- [Exercise brief]: Set down every entry word for word. Omit the pictures.

(Stored data)
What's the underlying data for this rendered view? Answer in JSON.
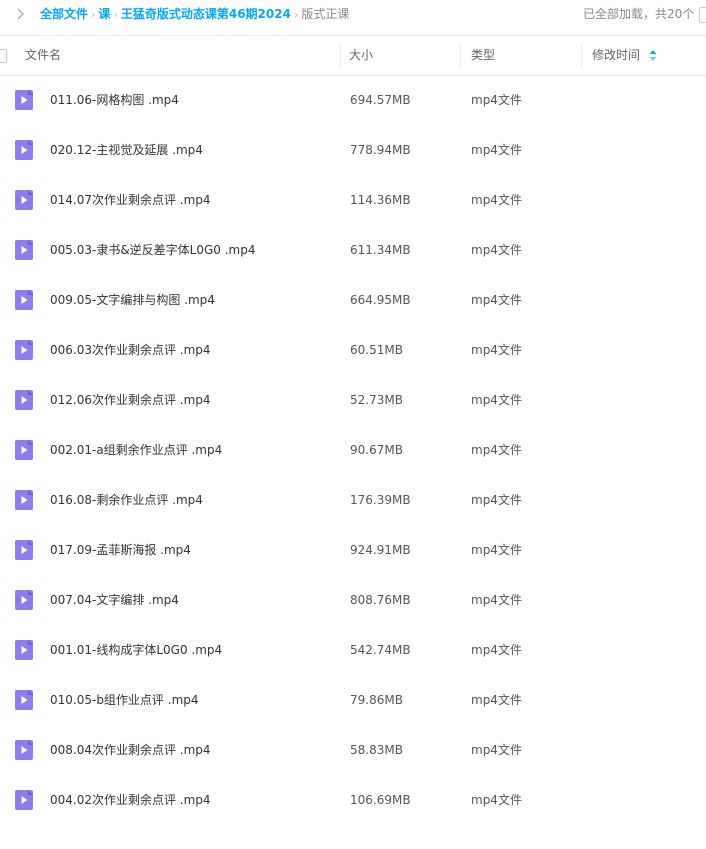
{
  "breadcrumb": {
    "items": [
      "全部文件",
      "课",
      "王猛奇版式动态课第46期2024"
    ],
    "current": "版式正课",
    "separator": "›",
    "load_status": "已全部加载，共20个"
  },
  "table": {
    "headers": {
      "name": "文件名",
      "size": "大小",
      "type": "类型",
      "modified": "修改时间"
    },
    "rows": [
      {
        "name": "011.06-网格构图 .mp4",
        "size": "694.57MB",
        "type": "mp4文件"
      },
      {
        "name": "020.12-主视觉及延展 .mp4",
        "size": "778.94MB",
        "type": "mp4文件"
      },
      {
        "name": "014.07次作业剩余点评 .mp4",
        "size": "114.36MB",
        "type": "mp4文件"
      },
      {
        "name": "005.03-隶书&逆反差字体L0G0 .mp4",
        "size": "611.34MB",
        "type": "mp4文件"
      },
      {
        "name": "009.05-文字编排与构图 .mp4",
        "size": "664.95MB",
        "type": "mp4文件"
      },
      {
        "name": "006.03次作业剩余点评 .mp4",
        "size": "60.51MB",
        "type": "mp4文件"
      },
      {
        "name": "012.06次作业剩余点评 .mp4",
        "size": "52.73MB",
        "type": "mp4文件"
      },
      {
        "name": "002.01-a组剩余作业点评 .mp4",
        "size": "90.67MB",
        "type": "mp4文件"
      },
      {
        "name": "016.08-剩余作业点评 .mp4",
        "size": "176.39MB",
        "type": "mp4文件"
      },
      {
        "name": "017.09-孟菲斯海报 .mp4",
        "size": "924.91MB",
        "type": "mp4文件"
      },
      {
        "name": "007.04-文字编排 .mp4",
        "size": "808.76MB",
        "type": "mp4文件"
      },
      {
        "name": "001.01-线构成字体L0G0 .mp4",
        "size": "542.74MB",
        "type": "mp4文件"
      },
      {
        "name": "010.05-b组作业点评 .mp4",
        "size": "79.86MB",
        "type": "mp4文件"
      },
      {
        "name": "008.04次作业剩余点评 .mp4",
        "size": "58.83MB",
        "type": "mp4文件"
      },
      {
        "name": "004.02次作业剩余点评 .mp4",
        "size": "106.69MB",
        "type": "mp4文件"
      }
    ]
  },
  "colors": {
    "accent": "#06a7ff",
    "file_icon": "#8c7cf0",
    "file_icon_dark": "#6f5ee0"
  },
  "icons": {
    "file": "video-file-icon",
    "back": "chevron-left-icon",
    "sort": "sort-icon"
  }
}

- [Exercise solution]:
What's the underlying data for this rendered view? Answer in JSON.
{
  "breadcrumb": {
    "items": [
      "全部文件",
      "课",
      "王猛奇版式动态课第46期2024"
    ],
    "current": "版式正课",
    "separator": "›",
    "load_status": "已全部加载，共20个"
  },
  "table": {
    "headers": {
      "name": "文件名",
      "size": "大小",
      "type": "类型",
      "modified": "修改时间"
    },
    "rows": [
      {
        "name": "011.06-网格构图 .mp4",
        "size": "694.57MB",
        "type": "mp4文件"
      },
      {
        "name": "020.12-主视觉及延展 .mp4",
        "size": "778.94MB",
        "type": "mp4文件"
      },
      {
        "name": "014.07次作业剩余点评 .mp4",
        "size": "114.36MB",
        "type": "mp4文件"
      },
      {
        "name": "005.03-隶书&逆反差字体L0G0 .mp4",
        "size": "611.34MB",
        "type": "mp4文件"
      },
      {
        "name": "009.05-文字编排与构图 .mp4",
        "size": "664.95MB",
        "type": "mp4文件"
      },
      {
        "name": "006.03次作业剩余点评 .mp4",
        "size": "60.51MB",
        "type": "mp4文件"
      },
      {
        "name": "012.06次作业剩余点评 .mp4",
        "size": "52.73MB",
        "type": "mp4文件"
      },
      {
        "name": "002.01-a组剩余作业点评 .mp4",
        "size": "90.67MB",
        "type": "mp4文件"
      },
      {
        "name": "016.08-剩余作业点评 .mp4",
        "size": "176.39MB",
        "type": "mp4文件"
      },
      {
        "name": "017.09-孟菲斯海报 .mp4",
        "size": "924.91MB",
        "type": "mp4文件"
      },
      {
        "name": "007.04-文字编排 .mp4",
        "size": "808.76MB",
        "type": "mp4文件"
      },
      {
        "name": "001.01-线构成字体L0G0 .mp4",
        "size": "542.74MB",
        "type": "mp4文件"
      },
      {
        "name": "010.05-b组作业点评 .mp4",
        "size": "79.86MB",
        "type": "mp4文件"
      },
      {
        "name": "008.04次作业剩余点评 .mp4",
        "size": "58.83MB",
        "type": "mp4文件"
      },
      {
        "name": "004.02次作业剩余点评 .mp4",
        "size": "106.69MB",
        "type": "mp4文件"
      }
    ]
  },
  "colors": {
    "accent": "#06a7ff",
    "file_icon": "#8c7cf0",
    "file_icon_dark": "#6f5ee0"
  },
  "icons": {
    "file": "video-file-icon",
    "back": "chevron-left-icon",
    "sort": "sort-icon"
  }
}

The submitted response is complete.